--- start ---
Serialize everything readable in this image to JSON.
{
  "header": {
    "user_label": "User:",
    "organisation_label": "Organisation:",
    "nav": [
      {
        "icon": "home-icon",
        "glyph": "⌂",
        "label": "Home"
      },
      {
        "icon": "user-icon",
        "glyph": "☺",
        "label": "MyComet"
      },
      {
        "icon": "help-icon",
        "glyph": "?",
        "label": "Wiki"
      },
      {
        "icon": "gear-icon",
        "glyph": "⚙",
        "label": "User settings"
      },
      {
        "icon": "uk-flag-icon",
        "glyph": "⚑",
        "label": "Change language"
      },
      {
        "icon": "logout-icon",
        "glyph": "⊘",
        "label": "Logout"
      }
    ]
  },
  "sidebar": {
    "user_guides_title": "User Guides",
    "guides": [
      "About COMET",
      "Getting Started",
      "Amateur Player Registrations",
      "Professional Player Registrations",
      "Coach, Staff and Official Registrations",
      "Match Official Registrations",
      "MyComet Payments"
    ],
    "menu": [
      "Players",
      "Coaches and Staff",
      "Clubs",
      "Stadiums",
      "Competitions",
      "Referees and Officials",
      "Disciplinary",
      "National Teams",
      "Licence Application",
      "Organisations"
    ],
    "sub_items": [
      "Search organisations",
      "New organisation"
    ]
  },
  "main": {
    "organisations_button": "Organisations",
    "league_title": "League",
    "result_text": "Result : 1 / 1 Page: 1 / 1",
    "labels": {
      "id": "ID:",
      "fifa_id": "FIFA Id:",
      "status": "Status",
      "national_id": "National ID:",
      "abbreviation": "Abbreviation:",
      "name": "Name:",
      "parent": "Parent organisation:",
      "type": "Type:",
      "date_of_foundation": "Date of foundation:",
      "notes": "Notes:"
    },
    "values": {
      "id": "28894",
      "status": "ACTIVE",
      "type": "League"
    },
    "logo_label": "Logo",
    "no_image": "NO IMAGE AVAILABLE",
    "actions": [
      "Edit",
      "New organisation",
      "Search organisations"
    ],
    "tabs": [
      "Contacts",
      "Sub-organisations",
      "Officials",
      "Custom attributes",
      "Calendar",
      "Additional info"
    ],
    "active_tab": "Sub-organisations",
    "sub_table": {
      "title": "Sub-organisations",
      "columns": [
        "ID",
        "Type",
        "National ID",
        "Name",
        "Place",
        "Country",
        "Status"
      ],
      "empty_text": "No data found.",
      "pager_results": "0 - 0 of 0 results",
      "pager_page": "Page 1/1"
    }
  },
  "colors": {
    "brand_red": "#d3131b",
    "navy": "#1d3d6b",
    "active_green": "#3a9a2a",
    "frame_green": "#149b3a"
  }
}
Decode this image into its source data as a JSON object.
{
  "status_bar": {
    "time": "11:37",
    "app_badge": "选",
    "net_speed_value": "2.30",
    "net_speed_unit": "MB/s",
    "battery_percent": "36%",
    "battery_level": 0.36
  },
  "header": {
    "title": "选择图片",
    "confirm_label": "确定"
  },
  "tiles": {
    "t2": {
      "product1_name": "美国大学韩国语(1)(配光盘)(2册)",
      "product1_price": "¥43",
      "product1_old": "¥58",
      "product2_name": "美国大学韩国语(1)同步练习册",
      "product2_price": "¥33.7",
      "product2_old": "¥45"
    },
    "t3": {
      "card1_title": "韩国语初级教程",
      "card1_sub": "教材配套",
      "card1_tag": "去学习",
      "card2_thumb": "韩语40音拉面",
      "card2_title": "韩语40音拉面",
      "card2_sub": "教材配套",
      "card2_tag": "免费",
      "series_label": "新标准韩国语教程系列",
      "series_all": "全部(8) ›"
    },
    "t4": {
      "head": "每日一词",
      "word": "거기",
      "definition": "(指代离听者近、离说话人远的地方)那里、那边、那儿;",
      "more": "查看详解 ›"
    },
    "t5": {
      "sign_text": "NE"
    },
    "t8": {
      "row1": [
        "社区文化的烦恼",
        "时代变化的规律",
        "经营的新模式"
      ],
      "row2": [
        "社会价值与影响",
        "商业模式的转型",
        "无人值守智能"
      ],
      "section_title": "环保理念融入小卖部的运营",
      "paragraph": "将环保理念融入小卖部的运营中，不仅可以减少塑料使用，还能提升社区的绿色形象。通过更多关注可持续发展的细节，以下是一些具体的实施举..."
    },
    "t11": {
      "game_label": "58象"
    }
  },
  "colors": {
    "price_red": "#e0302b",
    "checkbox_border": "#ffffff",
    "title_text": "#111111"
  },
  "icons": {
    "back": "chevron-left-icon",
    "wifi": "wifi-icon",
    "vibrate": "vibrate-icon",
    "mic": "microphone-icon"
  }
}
--- end ---
→ Given request
Of the lines in the listing above, how many hold the string "glyph"? Reply with the number only.

→ Exercise output
6